→ **WHAT IS EXPECTED**: Transcribe the material exactly. Images do not belong in the copy.

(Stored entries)

** begin **

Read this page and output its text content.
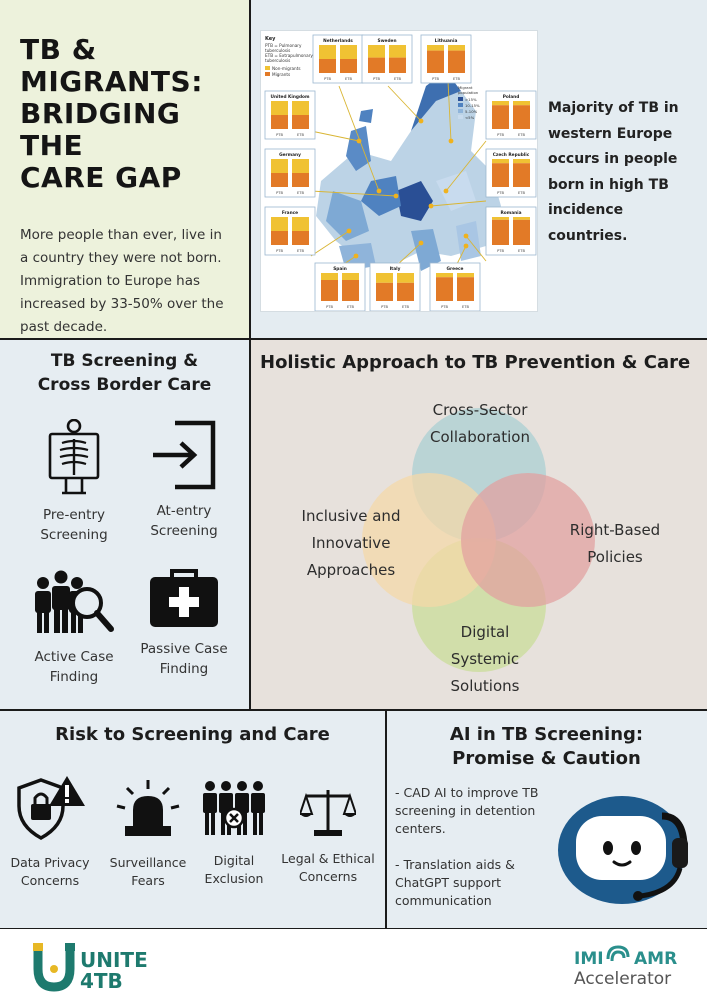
TB &
MIGRANTS:
BRIDGING THE
CARE GAP

More people than ever, live in a country they were not born. Immigration to Europe has increased by 33-50% over the past decade.

Key
PTB = Pulmonary
tuberculosis
ETB = Extrapulmonary
tuberculosis
Non-migrants
Migrants
Migrant
population
>15%
10-15%
5-10%
<5%
Netherlands
PTB	ETB
Sweden
PTB	ETB
Lithuania
PTB	ETB
United Kingdom
PTB	ETB
Poland
PTB	ETB
Germany
PTB	ETB
Czech Republic
PTB	ETB
France
PTB	ETB
Romania
PTB	ETB
Spain
PTB	ETB
Italy
PTB	ETB
Greece
PTB	ETB

Majority of TB in western Europe occurs in people born in high TB incidence countries.

TB Screening &
Cross Border Care
Pre-entry
Screening
At-entry
Screening
Active Case
Finding
Passive Case
Finding
Holistic Approach to TB Prevention & Care
Cross-Sector
Collaboration
Right-Based
Policies
Digital
Systemic
Solutions
Inclusive and
Innovative
Approaches
Risk to Screening and Care
Data Privacy
Concerns
Surveillance
Fears
Digital
Exclusion
Legal & Ethical
Concerns
AI in TB Screening:
Promise & Caution

- CAD AI to improve TB screening in detention centers.

- Translation aids & ChatGPT support communication

UNITE
4TB
IMI AMR
Accelerator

** end **

→ **RESPONSE FOR THIS EXERCISE**:
Read this page and output its text content.
TB &
MIGRANTS:
BRIDGING THE
CARE GAP

More people than ever, live in a country they were not born. Immigration to Europe has increased by 33-50% over the past decade.

Key
PTB = Pulmonary
tuberculosis
ETB = Extrapulmonary
tuberculosis
Non-migrants
Migrants
Migrant
population
>15%
10-15%
5-10%
<5%
Netherlands
PTB	ETB
Sweden
PTB	ETB
Lithuania
PTB	ETB
United Kingdom
PTB	ETB
Poland
PTB	ETB
Germany
PTB	ETB
Czech Republic
PTB	ETB
France
PTB	ETB
Romania
PTB	ETB
Spain
PTB	ETB
Italy
PTB	ETB
Greece
PTB	ETB

Majority of TB in western Europe occurs in people born in high TB incidence countries.

TB Screening &
Cross Border Care
Pre-entry
Screening
At-entry
Screening
Active Case
Finding
Passive Case
Finding
Holistic Approach to TB Prevention & Care
Cross-Sector
Collaboration
Right-Based
Policies
Digital
Systemic
Solutions
Inclusive and
Innovative
Approaches
Risk to Screening and Care
Data Privacy
Concerns
Surveillance
Fears
Digital
Exclusion
Legal & Ethical
Concerns
AI in TB Screening:
Promise & Caution

- CAD AI to improve TB screening in detention centers.

- Translation aids & ChatGPT support communication

UNITE
4TB
IMI AMR
Accelerator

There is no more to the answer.